▶ [What to do] Search the material below for the string "provide" and extract each line that has it.

▶ [Raw data]
————————

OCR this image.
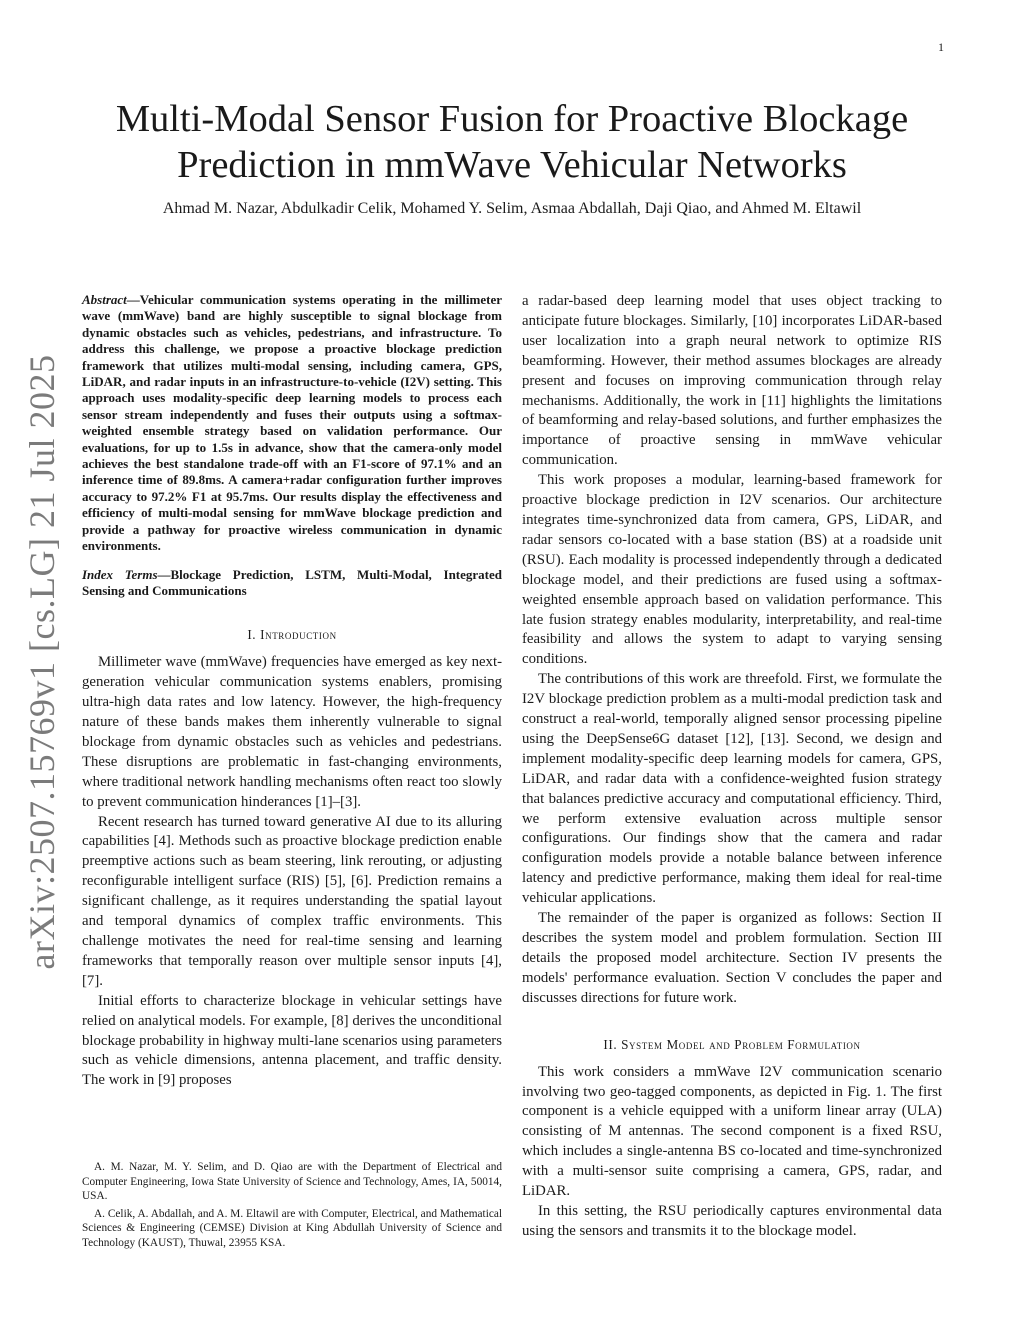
1
arXiv:2507.15769v1 [cs.LG] 21 Jul 2025
Multi-Modal Sensor Fusion for Proactive Blockage
Prediction in mmWave Vehicular Networks
Ahmad M. Nazar, Abdulkadir Celik, Mohamed Y. Selim, Asmaa Abdallah, Daji Qiao, and Ahmed M. Eltawil

Abstract—Vehicular communication systems operating in the millimeter wave (mmWave) band are highly susceptible to signal blockage from dynamic obstacles such as vehicles, pedestrians, and infrastructure. To address this challenge, we propose a proactive blockage prediction framework that utilizes multi-modal sensing, including camera, GPS, LiDAR, and radar inputs in an infrastructure-to-vehicle (I2V) setting. This approach uses modality-specific deep learning models to process each sensor stream independently and fuses their outputs using a softmax-weighted ensemble strategy based on validation performance. Our evaluations, for up to 1.5s in advance, show that the camera-only model achieves the best standalone trade-off with an F1-score of 97.1% and an inference time of 89.8ms. A camera+radar configuration further improves accuracy to 97.2% F1 at 95.7ms. Our results display the effectiveness and efficiency of multi-modal sensing for mmWave blockage prediction and provide a pathway for proactive wireless communication in dynamic environments.

Index Terms—Blockage Prediction, LSTM, Multi-Modal, Integrated Sensing and Communications

I. Introduction

Millimeter wave (mmWave) frequencies have emerged as key next-generation vehicular communication systems enablers, promising ultra-high data rates and low latency. However, the high-frequency nature of these bands makes them inherently vulnerable to signal blockage from dynamic obstacles such as vehicles and pedestrians. These disruptions are problematic in fast-changing environments, where traditional network handling mechanisms often react too slowly to prevent communication hinderances [1]–[3].

Recent research has turned toward generative AI due to its alluring capabilities [4]. Methods such as proactive blockage prediction enable preemptive actions such as beam steering, link rerouting, or adjusting reconfigurable intelligent surface (RIS) [5], [6]. Prediction remains a significant challenge, as it requires understanding the spatial layout and temporal dynamics of complex traffic environments. This challenge motivates the need for real-time sensing and learning frameworks that temporally reason over multiple sensor inputs [4], [7].

Initial efforts to characterize blockage in vehicular settings have relied on analytical models. For example, [8] derives the unconditional blockage probability in highway multi-lane scenarios using parameters such as vehicle dimensions, antenna placement, and traffic density. The work in [9] proposes

A. M. Nazar, M. Y. Selim, and D. Qiao are with the Department of Electrical and Computer Engineering, Iowa State University of Science and Technology, Ames, IA, 50014, USA.

A. Celik, A. Abdallah, and A. M. Eltawil are with Computer, Electrical, and Mathematical Sciences & Engineering (CEMSE) Division at King Abdullah University of Science and Technology (KAUST), Thuwal, 23955 KSA.

a radar-based deep learning model that uses object tracking to anticipate future blockages. Similarly, [10] incorporates LiDAR-based user localization into a graph neural network to optimize RIS beamforming. However, their method assumes blockages are already present and focuses on improving communication through relay mechanisms. Additionally, the work in [11] highlights the limitations of beamforming and relay-based solutions, and further emphasizes the importance of proactive sensing in mmWave vehicular communication.

This work proposes a modular, learning-based framework for proactive blockage prediction in I2V scenarios. Our architecture integrates time-synchronized data from camera, GPS, LiDAR, and radar sensors co-located with a base station (BS) at a roadside unit (RSU). Each modality is processed independently through a dedicated blockage model, and their predictions are fused using a softmax-weighted ensemble approach based on validation performance. This late fusion strategy enables modularity, interpretability, and real-time feasibility and allows the system to adapt to varying sensing conditions.

The contributions of this work are threefold. First, we formulate the I2V blockage prediction problem as a multi-modal prediction task and construct a real-world, temporally aligned sensor processing pipeline using the DeepSense6G dataset [12], [13]. Second, we design and implement modality-specific deep learning models for camera, GPS, LiDAR, and radar data with a confidence-weighted fusion strategy that balances predictive accuracy and computational efficiency. Third, we perform extensive evaluation across multiple sensor configurations. Our findings show that the camera and radar configuration models provide a notable balance between inference latency and predictive performance, making them ideal for real-time vehicular applications.

The remainder of the paper is organized as follows: Section II describes the system model and problem formulation. Section III details the proposed model architecture. Section IV presents the models' performance evaluation. Section V concludes the paper and discusses directions for future work.

II. System Model and Problem Formulation

This work considers a mmWave I2V communication scenario involving two geo-tagged components, as depicted in Fig. 1. The first component is a vehicle equipped with a uniform linear array (ULA) consisting of M antennas. The second component is a fixed RSU, which includes a single-antenna BS co-located and time-synchronized with a multi-sensor suite comprising a camera, GPS, radar, and LiDAR.

In this setting, the RSU periodically captures environmental data using the sensors and transmits it to the blockage model.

————————

▶ [Reply]
Abstract—Vehicular communication systems operating in the millimeter wave (mmWave) band are highly susceptible to signal blockage from dynamic obstacles such as vehicles, pedestrians, and infrastructure. To address this challenge, we propose a proactive blockage prediction framework that utilizes multi-modal sensing, including camera, GPS, LiDAR, and radar inputs in an infrastructure-to-vehicle (I2V) setting. This approach uses modality-specific deep learning models to process each sensor stream independently and fuses their outputs using a softmax-weighted ensemble strategy based on validation performance. Our evaluations, for up to 1.5s in advance, show that the camera-only model achieves the best standalone trade-off with an F1-score of 97.1% and an inference time of 89.8ms. A camera+radar configuration further improves accuracy to 97.2% F1 at 95.7ms. Our results display the effectiveness and efficiency of multi-modal sensing for mmWave blockage prediction and provide a pathway for proactive wireless communication in dynamic environments.
The contributions of this work are threefold. First, we formulate the I2V blockage prediction problem as a multi-modal prediction task and construct a real-world, temporally aligned sensor processing pipeline using the DeepSense6G dataset [12], [13]. Second, we design and implement modality-specific deep learning models for camera, GPS, LiDAR, and radar data with a confidence-weighted fusion strategy that balances predictive accuracy and computational efficiency. Third, we perform extensive evaluation across multiple sensor configurations. Our findings show that the camera and radar configuration models provide a notable balance between inference latency and predictive performance, making them ideal for real-time vehicular applications.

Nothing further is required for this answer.